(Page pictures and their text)
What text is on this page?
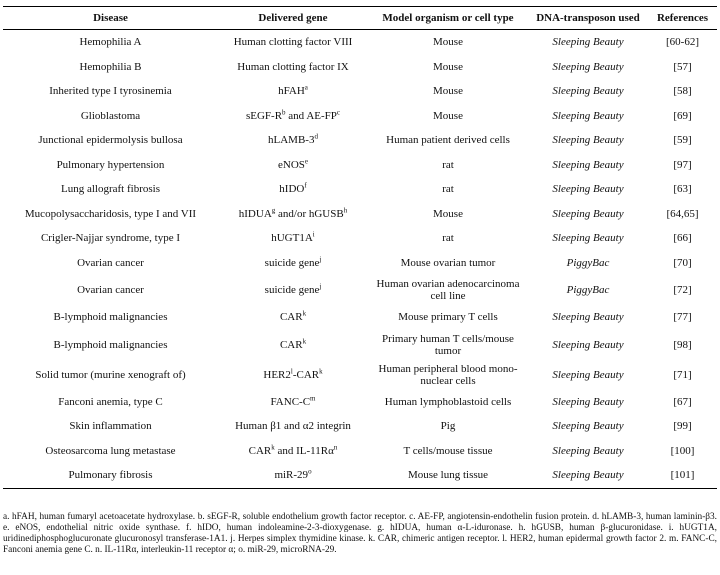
Disease	Delivered gene	Model organism or cell type	DNA-transposon used	References
Hemophilia A	Human clotting factor VIII	Mouse	Sleeping Beauty	[60-62]
Hemophilia B	Human clotting factor IX	Mouse	Sleeping Beauty	[57]
Inherited type I tyrosinemia	hFAH$^a$	Mouse	Sleeping Beauty	[58]
Glioblastoma	sEGF-$R^b$ and $AE-FP^c$	Mouse	Sleeping Beauty	[69]
Junctional epidermolysis bullosa	hLAMB-3$^d$	Human patient derived cells	Sleeping Beauty	[59]
Pulmonary hypertension	eNOS$^e$	rat	Sleeping Beauty	[97]
Lung allograft fibrosis	hIDO$^f$	rat	Sleeping Beauty	[63]
Mucopolysaccharidosis, type I and VII	hIDUA$^g$ and/or hGUSB$^h$	Mouse	Sleeping Beauty	[64,65]
Crigler-Najjar syndrome, type I	$hUGT1A^i$	rat	Sleeping Beauty	[66]
Ovarian cancer	suicide gene$^j$	Mouse ovarian tumor	PiggyBac	[70]
Ovarian cancer	suicide gene$^j$	Human ovarian adenocarcinoma cell line	PiggyBac	[72]
B-lymphoid malignancies	CAR$^k$	Mouse primary T cells	Sleeping Beauty	[77]
B-lymphoid malignancies	CAR$^k$	Primary human T cells/mouse tumor	Sleeping Beauty	[98]
Solid tumor (murine xenograft of)	HER2$^l$-CAR$^k$	Human peripheral blood mono-nuclear cells	Sleeping Beauty	[71]
Fanconi anemia, type C	FANC-$C^m$	Human lymphoblastoid cells	Sleeping Beauty	[67]
Skin inflammation	Human β1 and α2 integrin	Pig	Sleeping Beauty	[99]
Osteosarcoma lung metastase	CAR$^k$ and $IL-11R\alpha^n$	T cells/mouse tissue	Sleeping Beauty	[100]
Pulmonary fibrosis	miR-29$^o$	Mouse lung tissue	Sleeping Beauty	[101]
a. hFAH, human fumaryl acetoacetate hydroxylase. b. sEGF-R, soluble endothelium growth factor receptor. c. AE-FP, angiotensin-endothelin fusion protein. d. hLAMB-3, human laminin-β3. e. eNOS, endothelial nitric oxide synthase. f. hIDO, human indoleamine-2-3-dioxygenase. g. hIDUA, human α-L-iduronase. h. hGUSB, human β-glucuronidase. i. hUGT1A, uridinediphosphoglucuronate glucuronosyl transferase-1A1. j. Herpes simplex thymidine kinase. k. CAR, chimeric antigen receptor. l. HER2, human epidermal growth factor 2. m. FANC-C, Fanconi anemia gene C. n. IL-11Rα, interleukin-11 receptor α; o. miR-29, microRNA-29.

• _What needs to be done_
Omit the pictures, then set down all the remaining data exactly as given.

• _Solution for this problem_
What text is on this page?
Disease	Delivered gene	Model organism or cell type	DNA-transposon used	References
Hemophilia A	Human clotting factor VIII	Mouse	Sleeping Beauty	[60-62]
Hemophilia B	Human clotting factor IX	Mouse	Sleeping Beauty	[57]
Inherited type I tyrosinemia	hFAH$^a$	Mouse	Sleeping Beauty	[58]
Glioblastoma	sEGF-$R^b$ and $AE-FP^c$	Mouse	Sleeping Beauty	[69]
Junctional epidermolysis bullosa	hLAMB-3$^d$	Human patient derived cells	Sleeping Beauty	[59]
Pulmonary hypertension	eNOS$^e$	rat	Sleeping Beauty	[97]
Lung allograft fibrosis	hIDO$^f$	rat	Sleeping Beauty	[63]
Mucopolysaccharidosis, type I and VII	hIDUA$^g$ and/or hGUSB$^h$	Mouse	Sleeping Beauty	[64,65]
Crigler-Najjar syndrome, type I	$hUGT1A^i$	rat	Sleeping Beauty	[66]
Ovarian cancer	suicide gene$^j$	Mouse ovarian tumor	PiggyBac	[70]
Ovarian cancer	suicide gene$^j$	Human ovarian adenocarcinoma cell line	PiggyBac	[72]
B-lymphoid malignancies	CAR$^k$	Mouse primary T cells	Sleeping Beauty	[77]
B-lymphoid malignancies	CAR$^k$	Primary human T cells/mouse tumor	Sleeping Beauty	[98]
Solid tumor (murine xenograft of)	HER2$^l$-CAR$^k$	Human peripheral blood mono-nuclear cells	Sleeping Beauty	[71]
Fanconi anemia, type C	FANC-$C^m$	Human lymphoblastoid cells	Sleeping Beauty	[67]
Skin inflammation	Human β1 and α2 integrin	Pig	Sleeping Beauty	[99]
Osteosarcoma lung metastase	CAR$^k$ and $IL-11R\alpha^n$	T cells/mouse tissue	Sleeping Beauty	[100]
Pulmonary fibrosis	miR-29$^o$	Mouse lung tissue	Sleeping Beauty	[101]
a. hFAH, human fumaryl acetoacetate hydroxylase. b. sEGF-R, soluble endothelium growth factor receptor. c. AE-FP, angiotensin-endothelin fusion protein. d. hLAMB-3, human laminin-β3. e. eNOS, endothelial nitric oxide synthase. f. hIDO, human indoleamine-2-3-dioxygenase. g. hIDUA, human α-L-iduronase. h. hGUSB, human β-glucuronidase. i. hUGT1A, uridinediphosphoglucuronate glucuronosyl transferase-1A1. j. Herpes simplex thymidine kinase. k. CAR, chimeric antigen receptor. l. HER2, human epidermal growth factor 2. m. FANC-C, Fanconi anemia gene C. n. IL-11Rα, interleukin-11 receptor α; o. miR-29, microRNA-29.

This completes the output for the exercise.